(Structured figure records)

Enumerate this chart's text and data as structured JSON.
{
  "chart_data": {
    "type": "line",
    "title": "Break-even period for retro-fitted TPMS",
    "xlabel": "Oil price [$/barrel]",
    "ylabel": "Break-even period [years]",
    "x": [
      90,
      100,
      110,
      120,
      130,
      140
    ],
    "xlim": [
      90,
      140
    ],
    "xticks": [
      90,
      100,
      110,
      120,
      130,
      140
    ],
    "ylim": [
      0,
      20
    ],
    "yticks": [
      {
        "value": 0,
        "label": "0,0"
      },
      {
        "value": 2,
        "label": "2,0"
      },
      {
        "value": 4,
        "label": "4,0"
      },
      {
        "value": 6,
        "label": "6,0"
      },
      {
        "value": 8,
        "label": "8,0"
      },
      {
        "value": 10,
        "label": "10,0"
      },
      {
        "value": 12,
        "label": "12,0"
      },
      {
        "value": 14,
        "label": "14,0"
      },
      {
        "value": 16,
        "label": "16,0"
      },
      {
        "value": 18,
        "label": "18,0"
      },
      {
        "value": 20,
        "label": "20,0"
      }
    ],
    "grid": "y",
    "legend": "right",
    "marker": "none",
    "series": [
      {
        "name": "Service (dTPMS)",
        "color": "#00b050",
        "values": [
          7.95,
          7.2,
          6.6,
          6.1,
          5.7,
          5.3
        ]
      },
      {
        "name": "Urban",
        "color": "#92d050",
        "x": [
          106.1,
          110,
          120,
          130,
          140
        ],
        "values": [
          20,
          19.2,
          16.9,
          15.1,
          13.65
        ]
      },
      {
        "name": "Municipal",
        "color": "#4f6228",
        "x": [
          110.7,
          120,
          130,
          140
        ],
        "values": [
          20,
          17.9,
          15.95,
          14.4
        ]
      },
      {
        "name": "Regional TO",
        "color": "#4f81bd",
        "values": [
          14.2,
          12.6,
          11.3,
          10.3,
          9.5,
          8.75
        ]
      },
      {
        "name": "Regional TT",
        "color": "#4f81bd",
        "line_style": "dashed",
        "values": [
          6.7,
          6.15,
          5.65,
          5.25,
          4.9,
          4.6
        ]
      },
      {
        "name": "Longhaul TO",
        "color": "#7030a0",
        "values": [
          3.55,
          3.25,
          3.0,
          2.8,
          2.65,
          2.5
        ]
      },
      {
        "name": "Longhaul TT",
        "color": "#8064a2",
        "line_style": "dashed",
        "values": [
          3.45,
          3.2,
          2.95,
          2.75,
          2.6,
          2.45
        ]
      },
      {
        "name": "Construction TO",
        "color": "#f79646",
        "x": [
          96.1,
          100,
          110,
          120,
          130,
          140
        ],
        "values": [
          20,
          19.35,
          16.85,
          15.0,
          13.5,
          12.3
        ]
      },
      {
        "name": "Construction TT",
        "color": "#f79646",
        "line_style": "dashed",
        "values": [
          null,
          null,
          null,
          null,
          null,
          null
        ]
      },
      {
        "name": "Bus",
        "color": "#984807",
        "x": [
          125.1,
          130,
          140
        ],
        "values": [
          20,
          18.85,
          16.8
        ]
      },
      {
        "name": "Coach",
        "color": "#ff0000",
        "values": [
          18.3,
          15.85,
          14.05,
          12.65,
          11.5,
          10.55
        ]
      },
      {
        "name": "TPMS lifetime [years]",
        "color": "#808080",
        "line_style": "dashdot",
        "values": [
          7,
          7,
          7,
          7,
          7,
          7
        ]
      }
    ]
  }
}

What the task requires:
Write out the material exactly as given.

Reply to the exercise:
Enumerate this chart's text and data as structured JSON.
{
  "chart_data": {
    "type": "line",
    "title": "Break-even period for retro-fitted TPMS",
    "xlabel": "Oil price [$/barrel]",
    "ylabel": "Break-even period [years]",
    "x": [
      90,
      100,
      110,
      120,
      130,
      140
    ],
    "xlim": [
      90,
      140
    ],
    "xticks": [
      90,
      100,
      110,
      120,
      130,
      140
    ],
    "ylim": [
      0,
      20
    ],
    "yticks": [
      {
        "value": 0,
        "label": "0,0"
      },
      {
        "value": 2,
        "label": "2,0"
      },
      {
        "value": 4,
        "label": "4,0"
      },
      {
        "value": 6,
        "label": "6,0"
      },
      {
        "value": 8,
        "label": "8,0"
      },
      {
        "value": 10,
        "label": "10,0"
      },
      {
        "value": 12,
        "label": "12,0"
      },
      {
        "value": 14,
        "label": "14,0"
      },
      {
        "value": 16,
        "label": "16,0"
      },
      {
        "value": 18,
        "label": "18,0"
      },
      {
        "value": 20,
        "label": "20,0"
      }
    ],
    "grid": "y",
    "legend": "right",
    "marker": "none",
    "series": [
      {
        "name": "Service (dTPMS)",
        "color": "#00b050",
        "values": [
          7.95,
          7.2,
          6.6,
          6.1,
          5.7,
          5.3
        ]
      },
      {
        "name": "Urban",
        "color": "#92d050",
        "x": [
          106.1,
          110,
          120,
          130,
          140
        ],
        "values": [
          20,
          19.2,
          16.9,
          15.1,
          13.65
        ]
      },
      {
        "name": "Municipal",
        "color": "#4f6228",
        "x": [
          110.7,
          120,
          130,
          140
        ],
        "values": [
          20,
          17.9,
          15.95,
          14.4
        ]
      },
      {
        "name": "Regional TO",
        "color": "#4f81bd",
        "values": [
          14.2,
          12.6,
          11.3,
          10.3,
          9.5,
          8.75
        ]
      },
      {
        "name": "Regional TT",
        "color": "#4f81bd",
        "line_style": "dashed",
        "values": [
          6.7,
          6.15,
          5.65,
          5.25,
          4.9,
          4.6
        ]
      },
      {
        "name": "Longhaul TO",
        "color": "#7030a0",
        "values": [
          3.55,
          3.25,
          3.0,
          2.8,
          2.65,
          2.5
        ]
      },
      {
        "name": "Longhaul TT",
        "color": "#8064a2",
        "line_style": "dashed",
        "values": [
          3.45,
          3.2,
          2.95,
          2.75,
          2.6,
          2.45
        ]
      },
      {
        "name": "Construction TO",
        "color": "#f79646",
        "x": [
          96.1,
          100,
          110,
          120,
          130,
          140
        ],
        "values": [
          20,
          19.35,
          16.85,
          15.0,
          13.5,
          12.3
        ]
      },
      {
        "name": "Construction TT",
        "color": "#f79646",
        "line_style": "dashed",
        "values": [
          null,
          null,
          null,
          null,
          null,
          null
        ]
      },
      {
        "name": "Bus",
        "color": "#984807",
        "x": [
          125.1,
          130,
          140
        ],
        "values": [
          20,
          18.85,
          16.8
        ]
      },
      {
        "name": "Coach",
        "color": "#ff0000",
        "values": [
          18.3,
          15.85,
          14.05,
          12.65,
          11.5,
          10.55
        ]
      },
      {
        "name": "TPMS lifetime [years]",
        "color": "#808080",
        "line_style": "dashdot",
        "values": [
          7,
          7,
          7,
          7,
          7,
          7
        ]
      }
    ]
  }
}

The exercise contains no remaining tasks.